(Instructions for the task) Each line of the material below that holds the word "Japan" needs to be copied.

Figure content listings

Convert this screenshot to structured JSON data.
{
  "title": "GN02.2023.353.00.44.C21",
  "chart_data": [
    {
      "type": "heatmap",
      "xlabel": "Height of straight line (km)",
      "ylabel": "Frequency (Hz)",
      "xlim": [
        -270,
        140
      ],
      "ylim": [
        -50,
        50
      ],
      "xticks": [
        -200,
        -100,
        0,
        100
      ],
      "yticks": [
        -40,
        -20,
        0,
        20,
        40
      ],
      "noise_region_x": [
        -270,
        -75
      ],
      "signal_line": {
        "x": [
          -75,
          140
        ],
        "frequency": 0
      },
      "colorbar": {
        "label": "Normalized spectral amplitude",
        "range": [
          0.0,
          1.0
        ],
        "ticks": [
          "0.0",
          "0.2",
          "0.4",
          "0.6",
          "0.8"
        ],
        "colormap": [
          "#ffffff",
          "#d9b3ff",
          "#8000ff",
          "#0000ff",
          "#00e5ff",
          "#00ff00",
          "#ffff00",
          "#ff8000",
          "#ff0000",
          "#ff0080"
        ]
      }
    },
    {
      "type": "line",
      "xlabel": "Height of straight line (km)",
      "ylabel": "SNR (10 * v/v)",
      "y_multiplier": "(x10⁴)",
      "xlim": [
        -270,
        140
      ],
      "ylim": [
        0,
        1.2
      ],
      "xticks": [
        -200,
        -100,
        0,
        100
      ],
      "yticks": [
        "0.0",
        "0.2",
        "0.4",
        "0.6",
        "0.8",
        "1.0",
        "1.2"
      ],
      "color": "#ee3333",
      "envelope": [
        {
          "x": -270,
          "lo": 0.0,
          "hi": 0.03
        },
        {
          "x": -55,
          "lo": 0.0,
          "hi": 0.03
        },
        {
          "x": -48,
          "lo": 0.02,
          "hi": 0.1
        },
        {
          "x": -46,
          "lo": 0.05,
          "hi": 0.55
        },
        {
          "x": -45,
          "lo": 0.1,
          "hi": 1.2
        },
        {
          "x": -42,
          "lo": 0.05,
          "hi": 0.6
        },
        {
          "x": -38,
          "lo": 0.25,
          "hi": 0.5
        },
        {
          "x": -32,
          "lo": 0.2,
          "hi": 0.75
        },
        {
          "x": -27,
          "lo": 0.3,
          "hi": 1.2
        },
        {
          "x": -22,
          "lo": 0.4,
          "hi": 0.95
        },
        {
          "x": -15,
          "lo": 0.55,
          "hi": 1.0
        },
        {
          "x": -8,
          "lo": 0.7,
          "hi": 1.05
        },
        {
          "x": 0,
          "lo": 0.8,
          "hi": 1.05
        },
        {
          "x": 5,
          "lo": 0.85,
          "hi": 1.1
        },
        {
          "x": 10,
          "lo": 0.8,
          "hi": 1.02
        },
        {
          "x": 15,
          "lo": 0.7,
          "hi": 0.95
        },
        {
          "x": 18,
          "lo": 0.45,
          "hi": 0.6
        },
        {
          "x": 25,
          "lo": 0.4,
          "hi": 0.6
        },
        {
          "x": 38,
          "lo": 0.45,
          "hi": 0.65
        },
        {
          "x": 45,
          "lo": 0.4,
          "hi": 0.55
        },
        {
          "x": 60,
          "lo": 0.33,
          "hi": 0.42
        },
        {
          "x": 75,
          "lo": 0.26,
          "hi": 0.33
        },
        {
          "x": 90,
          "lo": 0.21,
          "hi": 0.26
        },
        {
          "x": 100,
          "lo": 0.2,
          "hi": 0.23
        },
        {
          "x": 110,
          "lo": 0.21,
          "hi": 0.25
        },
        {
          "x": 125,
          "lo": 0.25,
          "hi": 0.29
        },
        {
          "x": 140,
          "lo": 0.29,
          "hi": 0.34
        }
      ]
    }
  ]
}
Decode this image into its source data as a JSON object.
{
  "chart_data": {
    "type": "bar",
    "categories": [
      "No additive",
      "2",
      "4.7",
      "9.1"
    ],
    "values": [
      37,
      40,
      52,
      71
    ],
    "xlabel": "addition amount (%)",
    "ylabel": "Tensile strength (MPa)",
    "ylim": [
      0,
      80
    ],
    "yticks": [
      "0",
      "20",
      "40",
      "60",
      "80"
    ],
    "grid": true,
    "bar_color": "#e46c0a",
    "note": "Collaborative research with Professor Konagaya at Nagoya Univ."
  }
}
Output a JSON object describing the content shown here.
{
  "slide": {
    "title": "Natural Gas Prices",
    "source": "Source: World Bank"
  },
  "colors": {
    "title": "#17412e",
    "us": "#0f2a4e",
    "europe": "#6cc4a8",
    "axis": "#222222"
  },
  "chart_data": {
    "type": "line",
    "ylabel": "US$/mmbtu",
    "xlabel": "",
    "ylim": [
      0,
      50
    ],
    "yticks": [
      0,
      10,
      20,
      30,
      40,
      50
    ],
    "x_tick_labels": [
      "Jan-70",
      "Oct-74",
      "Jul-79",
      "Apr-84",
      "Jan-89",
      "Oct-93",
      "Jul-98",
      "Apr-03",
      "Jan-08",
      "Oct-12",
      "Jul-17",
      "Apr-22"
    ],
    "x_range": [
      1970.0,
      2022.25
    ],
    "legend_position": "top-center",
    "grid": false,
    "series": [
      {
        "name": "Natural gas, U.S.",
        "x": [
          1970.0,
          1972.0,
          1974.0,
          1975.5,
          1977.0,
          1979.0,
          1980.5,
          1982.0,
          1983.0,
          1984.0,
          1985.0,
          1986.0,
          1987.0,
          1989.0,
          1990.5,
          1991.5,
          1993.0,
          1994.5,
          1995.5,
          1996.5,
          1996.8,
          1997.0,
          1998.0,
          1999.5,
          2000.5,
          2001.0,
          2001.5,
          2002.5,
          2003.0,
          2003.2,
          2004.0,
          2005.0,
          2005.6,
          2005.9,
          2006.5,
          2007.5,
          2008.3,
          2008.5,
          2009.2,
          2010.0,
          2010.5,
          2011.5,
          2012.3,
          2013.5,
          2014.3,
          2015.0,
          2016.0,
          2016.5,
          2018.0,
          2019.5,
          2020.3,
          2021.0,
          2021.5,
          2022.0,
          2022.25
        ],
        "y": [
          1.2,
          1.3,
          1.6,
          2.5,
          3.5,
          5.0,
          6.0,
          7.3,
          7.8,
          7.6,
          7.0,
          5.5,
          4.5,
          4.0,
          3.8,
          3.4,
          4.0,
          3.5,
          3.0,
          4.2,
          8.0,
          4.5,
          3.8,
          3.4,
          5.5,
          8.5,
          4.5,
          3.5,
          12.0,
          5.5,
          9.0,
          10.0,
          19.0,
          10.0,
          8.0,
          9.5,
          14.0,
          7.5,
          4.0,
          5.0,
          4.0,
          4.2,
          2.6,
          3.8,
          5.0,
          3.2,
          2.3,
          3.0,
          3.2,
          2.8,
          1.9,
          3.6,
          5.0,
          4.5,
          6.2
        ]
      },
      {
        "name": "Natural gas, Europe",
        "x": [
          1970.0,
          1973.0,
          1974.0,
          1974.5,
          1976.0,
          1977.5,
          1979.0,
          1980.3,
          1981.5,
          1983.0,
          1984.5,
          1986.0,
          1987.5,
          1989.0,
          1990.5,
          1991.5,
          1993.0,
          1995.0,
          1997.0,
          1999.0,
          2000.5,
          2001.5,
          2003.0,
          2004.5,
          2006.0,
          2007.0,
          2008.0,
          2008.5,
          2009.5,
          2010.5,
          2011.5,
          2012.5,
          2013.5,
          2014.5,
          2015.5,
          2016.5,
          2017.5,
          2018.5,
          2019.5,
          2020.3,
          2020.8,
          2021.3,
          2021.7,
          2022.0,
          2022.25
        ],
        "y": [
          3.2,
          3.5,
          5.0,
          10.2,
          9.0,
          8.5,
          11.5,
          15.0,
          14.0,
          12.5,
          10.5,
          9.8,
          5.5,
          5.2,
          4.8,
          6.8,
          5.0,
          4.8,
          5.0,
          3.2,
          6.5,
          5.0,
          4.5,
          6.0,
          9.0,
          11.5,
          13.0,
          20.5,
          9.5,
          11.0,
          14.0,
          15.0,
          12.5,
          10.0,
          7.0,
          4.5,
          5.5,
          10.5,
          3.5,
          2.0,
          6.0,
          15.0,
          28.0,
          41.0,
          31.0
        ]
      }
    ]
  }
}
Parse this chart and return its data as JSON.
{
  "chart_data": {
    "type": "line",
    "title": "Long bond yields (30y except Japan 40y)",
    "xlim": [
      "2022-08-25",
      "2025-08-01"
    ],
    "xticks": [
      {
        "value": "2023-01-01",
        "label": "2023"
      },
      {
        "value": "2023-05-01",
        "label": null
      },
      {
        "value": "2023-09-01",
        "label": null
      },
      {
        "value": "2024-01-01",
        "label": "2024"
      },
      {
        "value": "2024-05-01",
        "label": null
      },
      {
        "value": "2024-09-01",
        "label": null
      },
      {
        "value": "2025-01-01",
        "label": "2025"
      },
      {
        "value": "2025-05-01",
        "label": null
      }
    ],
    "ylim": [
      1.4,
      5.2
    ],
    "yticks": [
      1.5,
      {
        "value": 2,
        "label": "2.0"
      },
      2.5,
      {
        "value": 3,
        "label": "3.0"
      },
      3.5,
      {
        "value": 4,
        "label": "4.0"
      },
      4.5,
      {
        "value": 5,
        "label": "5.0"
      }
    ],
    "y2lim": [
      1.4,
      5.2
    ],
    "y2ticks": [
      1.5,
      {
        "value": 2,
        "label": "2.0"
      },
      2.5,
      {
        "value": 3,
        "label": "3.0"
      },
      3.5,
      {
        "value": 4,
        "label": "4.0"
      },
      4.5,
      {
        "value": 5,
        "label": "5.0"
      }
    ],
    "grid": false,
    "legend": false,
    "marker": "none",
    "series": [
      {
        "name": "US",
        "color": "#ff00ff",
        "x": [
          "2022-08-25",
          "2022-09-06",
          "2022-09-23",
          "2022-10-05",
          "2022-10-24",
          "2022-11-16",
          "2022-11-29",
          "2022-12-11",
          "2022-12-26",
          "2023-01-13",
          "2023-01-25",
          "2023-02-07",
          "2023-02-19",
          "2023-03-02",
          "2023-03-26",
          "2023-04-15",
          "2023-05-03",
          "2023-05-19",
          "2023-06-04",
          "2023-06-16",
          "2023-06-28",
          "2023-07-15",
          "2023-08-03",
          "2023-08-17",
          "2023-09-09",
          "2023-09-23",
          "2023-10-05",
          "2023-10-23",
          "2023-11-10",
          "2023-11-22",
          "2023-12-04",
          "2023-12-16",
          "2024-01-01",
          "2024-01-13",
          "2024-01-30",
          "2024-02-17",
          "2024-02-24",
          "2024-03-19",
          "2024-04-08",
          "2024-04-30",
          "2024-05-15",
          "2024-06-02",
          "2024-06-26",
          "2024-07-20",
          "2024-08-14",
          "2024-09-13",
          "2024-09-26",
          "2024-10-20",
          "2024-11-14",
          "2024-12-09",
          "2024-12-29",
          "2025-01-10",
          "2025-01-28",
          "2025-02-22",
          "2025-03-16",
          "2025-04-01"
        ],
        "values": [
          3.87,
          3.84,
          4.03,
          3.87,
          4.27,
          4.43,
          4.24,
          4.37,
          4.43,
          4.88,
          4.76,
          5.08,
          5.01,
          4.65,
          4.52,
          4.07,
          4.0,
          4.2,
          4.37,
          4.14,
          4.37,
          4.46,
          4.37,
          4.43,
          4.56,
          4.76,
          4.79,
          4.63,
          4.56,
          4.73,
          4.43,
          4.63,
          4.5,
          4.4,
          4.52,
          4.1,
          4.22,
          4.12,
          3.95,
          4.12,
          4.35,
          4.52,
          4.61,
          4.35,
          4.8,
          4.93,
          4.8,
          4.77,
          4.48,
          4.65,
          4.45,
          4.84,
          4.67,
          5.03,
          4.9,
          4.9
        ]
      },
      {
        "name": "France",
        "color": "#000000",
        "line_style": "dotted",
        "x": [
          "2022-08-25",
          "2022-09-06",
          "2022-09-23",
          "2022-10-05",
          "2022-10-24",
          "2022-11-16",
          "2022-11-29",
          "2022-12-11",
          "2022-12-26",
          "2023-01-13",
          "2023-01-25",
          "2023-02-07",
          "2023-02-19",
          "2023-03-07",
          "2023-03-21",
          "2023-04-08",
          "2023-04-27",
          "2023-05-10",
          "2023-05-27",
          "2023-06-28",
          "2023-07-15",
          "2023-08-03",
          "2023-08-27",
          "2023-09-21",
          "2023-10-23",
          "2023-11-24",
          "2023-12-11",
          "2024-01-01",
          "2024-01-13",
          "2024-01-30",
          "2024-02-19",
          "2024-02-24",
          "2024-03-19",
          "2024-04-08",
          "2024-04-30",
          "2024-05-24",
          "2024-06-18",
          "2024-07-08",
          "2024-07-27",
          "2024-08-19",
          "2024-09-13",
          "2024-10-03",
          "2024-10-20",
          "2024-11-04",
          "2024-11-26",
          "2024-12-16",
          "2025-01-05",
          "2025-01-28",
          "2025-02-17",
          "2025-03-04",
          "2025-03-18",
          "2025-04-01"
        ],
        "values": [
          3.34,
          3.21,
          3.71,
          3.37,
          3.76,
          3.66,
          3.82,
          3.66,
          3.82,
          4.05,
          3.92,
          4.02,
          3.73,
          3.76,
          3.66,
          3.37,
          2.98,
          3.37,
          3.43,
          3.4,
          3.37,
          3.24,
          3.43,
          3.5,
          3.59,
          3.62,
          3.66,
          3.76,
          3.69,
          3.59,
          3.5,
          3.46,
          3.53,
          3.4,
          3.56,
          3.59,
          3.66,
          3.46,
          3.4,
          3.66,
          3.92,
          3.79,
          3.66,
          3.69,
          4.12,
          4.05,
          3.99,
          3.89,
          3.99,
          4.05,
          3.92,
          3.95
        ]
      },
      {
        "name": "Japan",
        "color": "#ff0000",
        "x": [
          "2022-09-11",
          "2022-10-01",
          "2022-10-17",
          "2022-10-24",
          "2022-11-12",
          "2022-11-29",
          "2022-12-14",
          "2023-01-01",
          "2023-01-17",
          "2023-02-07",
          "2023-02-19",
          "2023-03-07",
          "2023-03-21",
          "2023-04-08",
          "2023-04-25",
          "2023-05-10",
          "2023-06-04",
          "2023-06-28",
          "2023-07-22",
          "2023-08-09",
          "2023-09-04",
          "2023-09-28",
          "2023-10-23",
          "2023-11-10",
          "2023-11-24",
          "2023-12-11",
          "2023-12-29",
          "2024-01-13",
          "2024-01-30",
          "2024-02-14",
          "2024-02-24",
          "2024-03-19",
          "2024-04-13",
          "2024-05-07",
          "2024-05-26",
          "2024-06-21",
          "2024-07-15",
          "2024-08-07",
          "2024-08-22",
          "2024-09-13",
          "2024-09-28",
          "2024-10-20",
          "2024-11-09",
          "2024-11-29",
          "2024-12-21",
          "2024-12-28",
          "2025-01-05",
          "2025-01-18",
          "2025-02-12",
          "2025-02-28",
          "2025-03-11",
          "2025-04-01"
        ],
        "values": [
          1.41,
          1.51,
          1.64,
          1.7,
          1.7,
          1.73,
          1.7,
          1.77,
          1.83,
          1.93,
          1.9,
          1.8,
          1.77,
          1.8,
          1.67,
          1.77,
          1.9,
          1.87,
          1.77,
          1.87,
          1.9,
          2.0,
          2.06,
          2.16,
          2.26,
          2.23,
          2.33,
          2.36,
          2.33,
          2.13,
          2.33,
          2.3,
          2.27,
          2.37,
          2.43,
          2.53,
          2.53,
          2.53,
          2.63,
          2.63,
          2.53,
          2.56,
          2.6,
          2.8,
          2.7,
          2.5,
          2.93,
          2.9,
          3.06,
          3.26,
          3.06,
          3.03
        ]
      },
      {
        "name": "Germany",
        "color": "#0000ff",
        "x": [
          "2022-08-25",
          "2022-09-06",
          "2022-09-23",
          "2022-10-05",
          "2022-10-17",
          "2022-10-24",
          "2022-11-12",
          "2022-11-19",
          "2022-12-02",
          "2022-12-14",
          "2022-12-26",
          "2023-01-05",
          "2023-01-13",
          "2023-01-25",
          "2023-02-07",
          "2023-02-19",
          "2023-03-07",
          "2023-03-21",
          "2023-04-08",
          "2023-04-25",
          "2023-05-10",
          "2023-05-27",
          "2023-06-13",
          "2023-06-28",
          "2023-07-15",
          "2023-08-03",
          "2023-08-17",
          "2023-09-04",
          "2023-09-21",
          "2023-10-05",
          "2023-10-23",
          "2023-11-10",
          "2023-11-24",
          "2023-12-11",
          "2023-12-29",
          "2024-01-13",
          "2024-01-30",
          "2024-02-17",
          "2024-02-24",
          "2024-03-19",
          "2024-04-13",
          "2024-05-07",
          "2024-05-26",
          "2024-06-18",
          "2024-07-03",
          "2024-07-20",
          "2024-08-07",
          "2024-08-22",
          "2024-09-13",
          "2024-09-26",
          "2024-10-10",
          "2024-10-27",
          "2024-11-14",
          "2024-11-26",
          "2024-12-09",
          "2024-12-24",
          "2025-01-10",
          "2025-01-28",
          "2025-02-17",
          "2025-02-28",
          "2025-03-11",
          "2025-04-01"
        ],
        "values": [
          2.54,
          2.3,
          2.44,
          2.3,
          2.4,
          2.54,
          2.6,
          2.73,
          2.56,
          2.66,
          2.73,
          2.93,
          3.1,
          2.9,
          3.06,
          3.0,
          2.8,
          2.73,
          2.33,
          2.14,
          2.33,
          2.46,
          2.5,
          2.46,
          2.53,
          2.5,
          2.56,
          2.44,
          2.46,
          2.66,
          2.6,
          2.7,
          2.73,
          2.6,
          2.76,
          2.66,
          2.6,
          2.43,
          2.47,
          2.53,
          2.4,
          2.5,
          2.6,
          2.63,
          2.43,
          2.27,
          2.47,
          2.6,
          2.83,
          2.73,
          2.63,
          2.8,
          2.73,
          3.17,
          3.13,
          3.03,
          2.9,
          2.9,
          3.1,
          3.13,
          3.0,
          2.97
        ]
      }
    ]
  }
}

(Exercise solution)
    "title": "Long bond yields (30y except Japan 40y)",
        "name": "Japan",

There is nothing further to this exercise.